▸ OBJECTIVE: Update the material below by changing every "suppliers" to "vendors" and keeping everything else as it is. Leave the pictures out of your answer.

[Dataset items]
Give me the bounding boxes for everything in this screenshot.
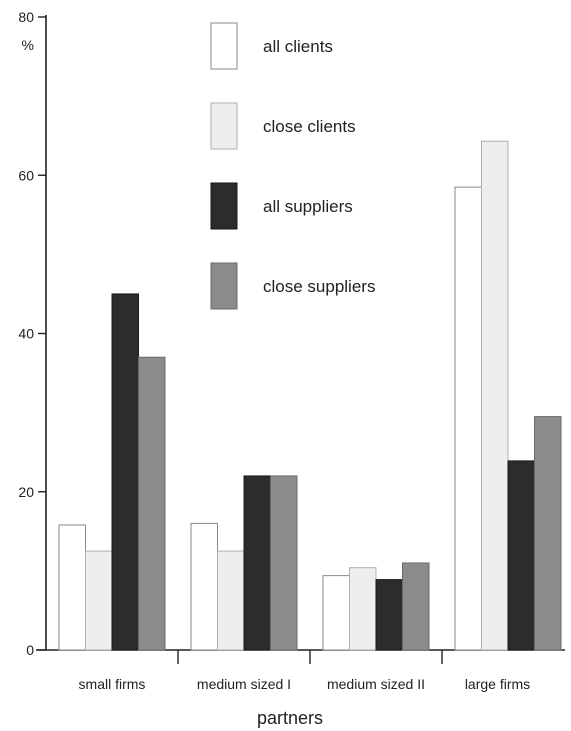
bar-close-suppliers-medium-sized-I [270,475,298,651]
y-tick-label: 0 [26,642,34,658]
legend-swatch-close-suppliers [210,262,238,310]
legend-label-close-clients: close clients [263,117,356,136]
legend-label-close-suppliers: close suppliers [263,277,375,296]
bar-all-clients-small-firms [58,524,86,651]
legend-label-all-clients: all clients [263,37,333,56]
bar-all-clients-medium-sized-I [190,522,218,651]
x-category-label: medium sized II [327,676,425,692]
bars [58,140,562,651]
legend-swatch-close-clients [210,102,238,150]
bar-close-clients-small-firms [85,550,113,651]
x-category-label: large firms [465,676,530,692]
bar-close-suppliers-small-firms [138,356,166,651]
legend: all clients close clients all suppliers clo… [210,22,375,310]
x-axis: partners small firms medium sized I medium… [36,649,565,728]
y-tick-label: 40 [18,326,34,342]
bar-all-clients-medium-sized-II [322,575,350,651]
bar-all-suppliers-medium-sized-II [375,579,403,651]
bar-all-suppliers-medium-sized-I [243,475,271,651]
bar-close-suppliers-large-firms [534,416,562,651]
x-axis-title: partners [257,708,323,728]
bar-all-clients-large-firms [454,186,482,651]
y-tick-label: 80 [18,9,34,25]
x-category-label: small firms [79,676,146,692]
bar-all-suppliers-large-firms [507,460,535,651]
y-axis: % 0 20 40 60 80 [18,9,47,658]
bar-close-clients-medium-sized-II [349,567,377,651]
bar-close-clients-large-firms [481,140,509,651]
legend-swatch-all-suppliers [210,182,238,230]
x-category-label: medium sized I [197,676,291,692]
y-axis-unit-label: % [22,37,34,53]
y-tick-label: 20 [18,484,34,500]
legend-swatch-all-clients [210,22,238,70]
bar-all-suppliers-small-firms [111,293,139,651]
y-tick-label: 60 [18,167,34,183]
bar-close-suppliers-medium-sized-II [402,562,430,651]
bar-close-clients-medium-sized-I [217,550,245,651]
legend-label-all-suppliers: all suppliers [263,197,353,216]
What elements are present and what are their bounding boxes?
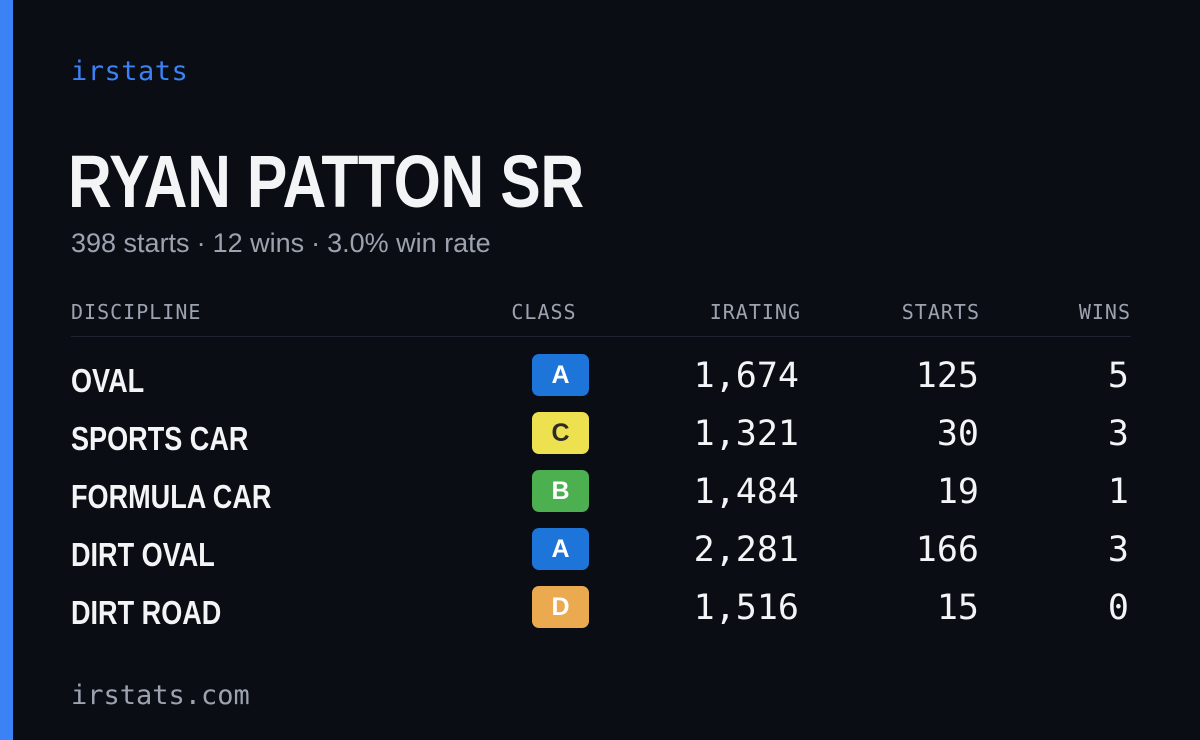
- table-row: SPORTS CAR C 1,321 30 3: [71, 412, 1131, 470]
- wins-value: 5: [1107, 356, 1129, 396]
- starts-value: 166: [915, 530, 979, 570]
- class-badge: A: [532, 354, 589, 396]
- discipline-name: DIRT OVAL: [71, 536, 215, 573]
- wins-value: 3: [1107, 414, 1129, 454]
- discipline-name: FORMULA CAR: [71, 478, 272, 515]
- class-badge: D: [532, 586, 589, 628]
- table-row: DIRT ROAD D 1,516 15 0: [71, 586, 1131, 644]
- starts-value: 15: [936, 588, 979, 628]
- class-badge: C: [532, 412, 589, 454]
- class-badge: B: [532, 470, 589, 512]
- discipline-name: DIRT ROAD: [71, 594, 222, 631]
- discipline-name: OVAL: [71, 362, 145, 399]
- driver-name: RYAN PATTON SR: [68, 140, 584, 223]
- accent-bar: [0, 0, 13, 740]
- header-starts: STARTS: [901, 300, 980, 324]
- driver-summary: 398 starts · 12 wins · 3.0% win rate: [71, 228, 491, 259]
- starts-value: 125: [915, 356, 979, 396]
- wins-value: 3: [1107, 530, 1129, 570]
- footer-url[interactable]: irstats.com: [71, 680, 250, 711]
- summary-win-rate: 3.0% win rate: [327, 228, 491, 258]
- discipline-name: SPORTS CAR: [71, 420, 249, 457]
- header-irating: IRATING: [709, 300, 801, 324]
- summary-separator: ·: [311, 228, 321, 258]
- irating-value: 1,321: [693, 414, 799, 454]
- irating-value: 2,281: [693, 530, 799, 570]
- summary-starts: 398 starts: [71, 228, 190, 258]
- header-discipline: DISCIPLINE: [71, 300, 202, 324]
- irating-value: 1,516: [693, 588, 799, 628]
- header-class: CLASS: [511, 300, 577, 324]
- table-row: OVAL A 1,674 125 5: [71, 354, 1131, 412]
- table-row: FORMULA CAR B 1,484 19 1: [71, 470, 1131, 528]
- wins-value: 0: [1107, 588, 1129, 628]
- class-badge: A: [532, 528, 589, 570]
- irating-value: 1,674: [693, 356, 799, 396]
- header-wins: WINS: [1078, 300, 1131, 324]
- brand-logo[interactable]: irstats: [71, 56, 189, 87]
- table-row: DIRT OVAL A 2,281 166 3: [71, 528, 1131, 586]
- irating-value: 1,484: [693, 472, 799, 512]
- table-header: DISCIPLINE CLASS IRATING STARTS WINS: [71, 300, 1131, 337]
- summary-separator: ·: [196, 228, 206, 258]
- starts-value: 30: [936, 414, 979, 454]
- summary-wins: 12 wins: [212, 228, 305, 258]
- starts-value: 19: [936, 472, 979, 512]
- wins-value: 1: [1107, 472, 1129, 512]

▸ RESPONSE:
Give me the bounding boxes for everything in this screenshot.
bar-close-vendors-medium-sized-I [270,475,298,651]
y-tick-label: 0 [26,642,34,658]
legend-swatch-close-vendors [210,262,238,310]
legend-label-close-clients: close clients [263,117,356,136]
legend-label-close-vendors: close vendors [263,277,375,296]
bar-all-clients-small-firms [58,524,86,651]
legend-label-all-clients: all clients [263,37,333,56]
bar-all-clients-medium-sized-I [190,522,218,651]
x-category-label: medium sized II [327,676,425,692]
bars [58,140,562,651]
legend-swatch-close-clients [210,102,238,150]
bar-close-clients-small-firms [85,550,113,651]
x-category-label: large firms [465,676,530,692]
bar-close-vendors-small-firms [138,356,166,651]
legend: all clients close clients all vendors clo… [210,22,375,310]
x-axis: partners small firms medium sized I medium… [36,649,565,728]
y-tick-label: 40 [18,326,34,342]
bar-all-clients-medium-sized-II [322,575,350,651]
bar-all-vendors-medium-sized-II [375,579,403,651]
bar-all-vendors-medium-sized-I [243,475,271,651]
bar-close-vendors-large-firms [534,416,562,651]
x-axis-title: partners [257,708,323,728]
bar-all-clients-large-firms [454,186,482,651]
y-tick-label: 80 [18,9,34,25]
x-category-label: small firms [79,676,146,692]
bar-all-vendors-large-firms [507,460,535,651]
y-axis: % 0 20 40 60 80 [18,9,47,658]
bar-close-clients-medium-sized-II [349,567,377,651]
bar-close-clients-large-firms [481,140,509,651]
legend-swatch-all-vendors [210,182,238,230]
x-category-label: medium sized I [197,676,291,692]
y-axis-unit-label: % [22,37,34,53]
y-tick-label: 20 [18,484,34,500]
legend-swatch-all-clients [210,22,238,70]
bar-all-vendors-small-firms [111,293,139,651]
y-tick-label: 60 [18,167,34,183]
bar-close-vendors-medium-sized-II [402,562,430,651]
bar-close-clients-medium-sized-I [217,550,245,651]
legend-label-all-vendors: all vendors [263,197,353,216]
What elements are present and what are their bounding boxes?
- table-row: SPORTS CAR C 1,321 30 3: [71, 412, 1131, 470]
- wins-value: 5: [1107, 356, 1129, 396]
- starts-value: 166: [915, 530, 979, 570]
- class-badge: A: [532, 354, 589, 396]
- discipline-name: DIRT OVAL: [71, 536, 215, 573]
- wins-value: 3: [1107, 414, 1129, 454]
- discipline-name: FORMULA CAR: [71, 478, 272, 515]
- class-badge: D: [532, 586, 589, 628]
- table-row: DIRT ROAD D 1,516 15 0: [71, 586, 1131, 644]
- starts-value: 15: [936, 588, 979, 628]
- class-badge: C: [532, 412, 589, 454]
- class-badge: B: [532, 470, 589, 512]
- discipline-name: DIRT ROAD: [71, 594, 222, 631]
- discipline-name: OVAL: [71, 362, 145, 399]
- driver-name: RYAN PATTON SR: [68, 140, 584, 223]
- accent-bar: [0, 0, 13, 740]
- header-starts: STARTS: [901, 300, 980, 324]
- driver-summary: 398 starts · 12 wins · 3.0% win rate: [71, 228, 491, 259]
- starts-value: 125: [915, 356, 979, 396]
- wins-value: 3: [1107, 530, 1129, 570]
- footer-url[interactable]: irstats.com: [71, 680, 250, 711]
- summary-win-rate: 3.0% win rate: [327, 228, 491, 258]
- discipline-name: SPORTS CAR: [71, 420, 249, 457]
- header-irating: IRATING: [709, 300, 801, 324]
- summary-separator: ·: [311, 228, 321, 258]
- irating-value: 1,321: [693, 414, 799, 454]
- irating-value: 2,281: [693, 530, 799, 570]
- summary-starts: 398 starts: [71, 228, 190, 258]
- header-discipline: DISCIPLINE: [71, 300, 202, 324]
- irating-value: 1,516: [693, 588, 799, 628]
- header-class: CLASS: [511, 300, 577, 324]
- table-row: OVAL A 1,674 125 5: [71, 354, 1131, 412]
- table-row: FORMULA CAR B 1,484 19 1: [71, 470, 1131, 528]
- wins-value: 0: [1107, 588, 1129, 628]
- class-badge: A: [532, 528, 589, 570]
- irating-value: 1,674: [693, 356, 799, 396]
- header-wins: WINS: [1078, 300, 1131, 324]
- brand-logo[interactable]: irstats: [71, 56, 189, 87]
- table-row: DIRT OVAL A 2,281 166 3: [71, 528, 1131, 586]
- irating-value: 1,484: [693, 472, 799, 512]
- table-header: DISCIPLINE CLASS IRATING STARTS WINS: [71, 300, 1131, 337]
- summary-separator: ·: [196, 228, 206, 258]
- starts-value: 30: [936, 414, 979, 454]
- summary-wins: 12 wins: [212, 228, 305, 258]
- starts-value: 19: [936, 472, 979, 512]
- wins-value: 1: [1107, 472, 1129, 512]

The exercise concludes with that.